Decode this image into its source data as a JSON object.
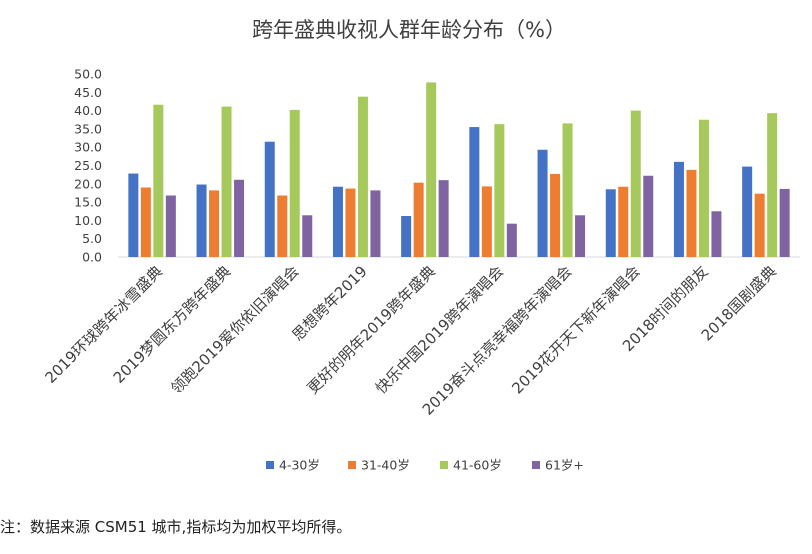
{
  "chart_data": {
    "type": "bar",
    "title": "跨年盛典收视人群年龄分布（%）",
    "xlabel": "",
    "ylabel": "",
    "ylim": [
      0,
      50
    ],
    "yticks": [
      "0.0",
      "5.0",
      "10.0",
      "15.0",
      "20.0",
      "25.0",
      "30.0",
      "35.0",
      "40.0",
      "45.0",
      "50.0"
    ],
    "grid": false,
    "legend_position": "bottom",
    "categories": [
      "2019环球跨年冰雪盛典",
      "2019梦圆东方跨年盛典",
      "领跑2019爱你依旧演唱会",
      "思想跨年2019",
      "更好的明年2019跨年盛典",
      "快乐中国2019跨年演唱会",
      "2019奋斗点亮幸福跨年演唱会",
      "2019花开天下新年演唱会",
      "2018时间的朋友",
      "2018国剧盛典"
    ],
    "series": [
      {
        "name": "4-30岁",
        "color": "#4472C4",
        "values": [
          22.8,
          19.8,
          31.5,
          19.2,
          11.2,
          35.5,
          29.3,
          18.5,
          26.0,
          24.7
        ]
      },
      {
        "name": "31-40岁",
        "color": "#ED7D31",
        "values": [
          19.0,
          18.2,
          16.8,
          18.7,
          20.3,
          19.3,
          22.7,
          19.2,
          23.8,
          17.3
        ]
      },
      {
        "name": "41-60岁",
        "color": "#A5C95A",
        "values": [
          41.6,
          41.1,
          40.2,
          43.8,
          47.7,
          36.3,
          36.5,
          40.0,
          37.5,
          39.3
        ]
      },
      {
        "name": "61岁+",
        "color": "#8064A2",
        "values": [
          16.8,
          21.1,
          11.4,
          18.2,
          21.0,
          9.1,
          11.4,
          22.2,
          12.5,
          18.6
        ]
      }
    ]
  },
  "note": "注：数据来源 CSM51 城市,指标均为加权平均所得。"
}
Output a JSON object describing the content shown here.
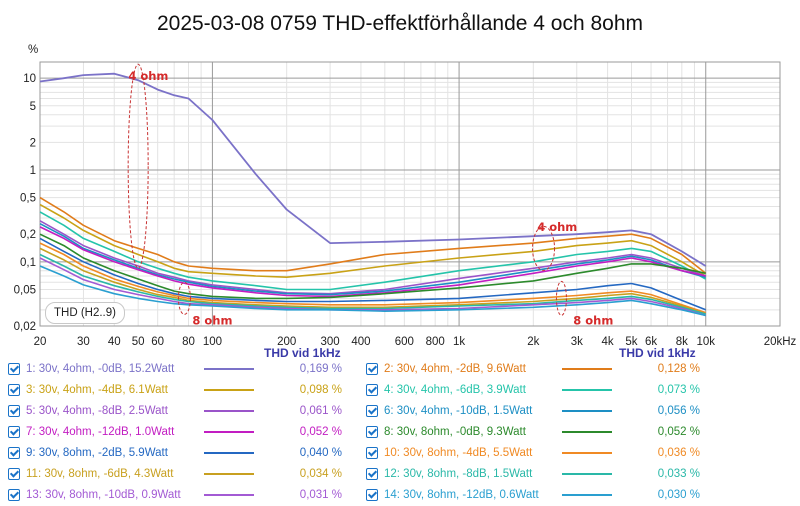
{
  "chart_data": {
    "type": "line",
    "title": "2025-03-08 0759 THD-effektförhållande 4 och 8ohm",
    "ylabel": "%",
    "x_scale": "log",
    "y_scale": "log",
    "xlim": [
      20,
      20000
    ],
    "ylim": [
      0.02,
      15
    ],
    "grid": true,
    "x_ticks": [
      {
        "v": 20,
        "label": "20"
      },
      {
        "v": 30,
        "label": "30"
      },
      {
        "v": 40,
        "label": "40"
      },
      {
        "v": 50,
        "label": "50"
      },
      {
        "v": 60,
        "label": "60"
      },
      {
        "v": 80,
        "label": "80"
      },
      {
        "v": 100,
        "label": "100"
      },
      {
        "v": 200,
        "label": "200"
      },
      {
        "v": 300,
        "label": "300"
      },
      {
        "v": 400,
        "label": "400"
      },
      {
        "v": 600,
        "label": "600"
      },
      {
        "v": 800,
        "label": "800"
      },
      {
        "v": 1000,
        "label": "1k"
      },
      {
        "v": 2000,
        "label": "2k"
      },
      {
        "v": 3000,
        "label": "3k"
      },
      {
        "v": 4000,
        "label": "4k"
      },
      {
        "v": 5000,
        "label": "5k"
      },
      {
        "v": 6000,
        "label": "6k"
      },
      {
        "v": 8000,
        "label": "8k"
      },
      {
        "v": 10000,
        "label": "10k"
      },
      {
        "v": 20000,
        "label": "20kHz"
      }
    ],
    "y_ticks": [
      {
        "v": 10,
        "label": "10"
      },
      {
        "v": 5,
        "label": "5"
      },
      {
        "v": 2,
        "label": "2"
      },
      {
        "v": 1,
        "label": "1"
      },
      {
        "v": 0.5,
        "label": "0,5"
      },
      {
        "v": 0.2,
        "label": "0,2"
      },
      {
        "v": 0.1,
        "label": "0,1"
      },
      {
        "v": 0.05,
        "label": "0,05"
      },
      {
        "v": 0.02,
        "label": "0,02"
      }
    ],
    "x_points": [
      20,
      25,
      30,
      40,
      50,
      60,
      70,
      80,
      100,
      150,
      200,
      300,
      500,
      1000,
      2000,
      3000,
      4000,
      5000,
      6000,
      8000,
      10000
    ],
    "series": [
      {
        "name": "1: 30v, 4ohm, -0dB, 15.2Watt",
        "color": "#7b72c8",
        "thd_1k": "0,169 %",
        "values": [
          9.2,
          10.0,
          10.8,
          11.2,
          9.5,
          7.5,
          6.5,
          6.0,
          3.5,
          0.9,
          0.37,
          0.16,
          0.165,
          0.175,
          0.19,
          0.2,
          0.21,
          0.22,
          0.2,
          0.13,
          0.09
        ]
      },
      {
        "name": "2: 30v, 4ohm, -2dB, 9.6Watt",
        "color": "#e07c1a",
        "thd_1k": "0,128 %",
        "values": [
          0.5,
          0.35,
          0.25,
          0.17,
          0.14,
          0.12,
          0.1,
          0.09,
          0.085,
          0.08,
          0.08,
          0.095,
          0.12,
          0.14,
          0.16,
          0.18,
          0.19,
          0.2,
          0.18,
          0.12,
          0.075
        ]
      },
      {
        "name": "3: 30v, 4ohm, -4dB, 6.1Watt",
        "color": "#c9a216",
        "thd_1k": "0,098 %",
        "values": [
          0.42,
          0.3,
          0.22,
          0.15,
          0.12,
          0.1,
          0.085,
          0.078,
          0.075,
          0.07,
          0.068,
          0.075,
          0.09,
          0.11,
          0.13,
          0.15,
          0.16,
          0.17,
          0.15,
          0.1,
          0.07
        ]
      },
      {
        "name": "4: 30v, 4ohm, -6dB, 3.9Watt",
        "color": "#25c4aa",
        "thd_1k": "0,073 %",
        "values": [
          0.35,
          0.25,
          0.18,
          0.13,
          0.1,
          0.085,
          0.075,
          0.068,
          0.062,
          0.055,
          0.05,
          0.05,
          0.06,
          0.08,
          0.1,
          0.12,
          0.13,
          0.14,
          0.13,
          0.09,
          0.065
        ]
      },
      {
        "name": "5: 30v, 4ohm, -8dB, 2.5Watt",
        "color": "#9a54c9",
        "thd_1k": "0,061 %",
        "values": [
          0.28,
          0.2,
          0.15,
          0.11,
          0.09,
          0.075,
          0.068,
          0.062,
          0.056,
          0.05,
          0.046,
          0.045,
          0.05,
          0.066,
          0.085,
          0.1,
          0.11,
          0.12,
          0.11,
          0.085,
          0.07
        ]
      },
      {
        "name": "6: 30v, 4ohm, -10dB, 1.5Watt",
        "color": "#1d8fc4",
        "thd_1k": "0,056 %",
        "values": [
          0.26,
          0.19,
          0.14,
          0.105,
          0.085,
          0.072,
          0.065,
          0.06,
          0.054,
          0.048,
          0.045,
          0.044,
          0.048,
          0.06,
          0.08,
          0.095,
          0.105,
          0.115,
          0.105,
          0.08,
          0.068
        ]
      },
      {
        "name": "7: 30v, 4ohm, -12dB, 1.0Watt",
        "color": "#c21dc2",
        "thd_1k": "0,052 %",
        "values": [
          0.24,
          0.18,
          0.135,
          0.1,
          0.082,
          0.07,
          0.062,
          0.057,
          0.052,
          0.046,
          0.043,
          0.042,
          0.046,
          0.056,
          0.075,
          0.09,
          0.1,
          0.11,
          0.1,
          0.08,
          0.07
        ]
      },
      {
        "name": "8: 30v, 8ohm, -0dB, 9.3Watt",
        "color": "#2c8a2c",
        "thd_1k": "0,052 %",
        "values": [
          0.2,
          0.15,
          0.11,
          0.08,
          0.065,
          0.055,
          0.048,
          0.045,
          0.042,
          0.04,
          0.04,
          0.041,
          0.045,
          0.052,
          0.062,
          0.075,
          0.085,
          0.095,
          0.095,
          0.085,
          0.075
        ]
      },
      {
        "name": "9: 30v, 8ohm, -2dB, 5.9Watt",
        "color": "#2468c2",
        "thd_1k": "0,040 %",
        "values": [
          0.18,
          0.13,
          0.1,
          0.072,
          0.058,
          0.05,
          0.045,
          0.042,
          0.04,
          0.038,
          0.037,
          0.037,
          0.038,
          0.04,
          0.046,
          0.05,
          0.055,
          0.058,
          0.052,
          0.038,
          0.03
        ]
      },
      {
        "name": "10: 30v, 8ohm, -4dB, 5.5Watt",
        "color": "#f08a24",
        "thd_1k": "0,036 %",
        "values": [
          0.16,
          0.12,
          0.09,
          0.065,
          0.054,
          0.047,
          0.043,
          0.04,
          0.038,
          0.036,
          0.035,
          0.034,
          0.034,
          0.036,
          0.04,
          0.043,
          0.046,
          0.048,
          0.044,
          0.034,
          0.028
        ]
      },
      {
        "name": "11: 30v, 8ohm, -6dB, 4.3Watt",
        "color": "#c8a020",
        "thd_1k": "0,034 %",
        "values": [
          0.14,
          0.105,
          0.08,
          0.06,
          0.05,
          0.044,
          0.041,
          0.038,
          0.036,
          0.034,
          0.033,
          0.032,
          0.032,
          0.034,
          0.037,
          0.04,
          0.043,
          0.045,
          0.041,
          0.033,
          0.027
        ]
      },
      {
        "name": "12: 30v, 8ohm, -8dB, 1.5Watt",
        "color": "#2ab8a8",
        "thd_1k": "0,033 %",
        "values": [
          0.12,
          0.09,
          0.07,
          0.055,
          0.047,
          0.042,
          0.039,
          0.037,
          0.035,
          0.033,
          0.032,
          0.031,
          0.031,
          0.033,
          0.035,
          0.038,
          0.04,
          0.042,
          0.039,
          0.032,
          0.027
        ]
      },
      {
        "name": "13: 30v, 8ohm, -10dB, 0.9Watt",
        "color": "#a35ad4",
        "thd_1k": "0,031 %",
        "values": [
          0.11,
          0.082,
          0.064,
          0.05,
          0.044,
          0.04,
          0.037,
          0.035,
          0.034,
          0.032,
          0.031,
          0.03,
          0.03,
          0.031,
          0.034,
          0.036,
          0.038,
          0.04,
          0.037,
          0.031,
          0.026
        ]
      },
      {
        "name": "14: 30v, 8ohm, -12dB, 0.6Watt",
        "color": "#2a9fd0",
        "thd_1k": "0,030 %",
        "values": [
          0.09,
          0.07,
          0.056,
          0.045,
          0.04,
          0.037,
          0.035,
          0.034,
          0.033,
          0.031,
          0.03,
          0.03,
          0.029,
          0.03,
          0.032,
          0.034,
          0.036,
          0.038,
          0.035,
          0.03,
          0.026
        ]
      }
    ],
    "annotations": [
      {
        "text": "4 ohm",
        "x": 55,
        "y": 10.5
      },
      {
        "text": "8 ohm",
        "x": 100,
        "y": 0.023
      },
      {
        "text": "4 ohm",
        "x": 2500,
        "y": 0.24
      },
      {
        "text": "8 ohm",
        "x": 3500,
        "y": 0.023
      }
    ],
    "thd_header": "THD vid 1kHz",
    "legend_box_label": "THD (H2..9)"
  }
}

********

REQUIRED WORK.
All lines holding the word "JSON" should be picked out and copied.

WRITTEN SOLUTION.
Decode this image into its source data as a JSON object.
Output a JSON object describing the content shown here.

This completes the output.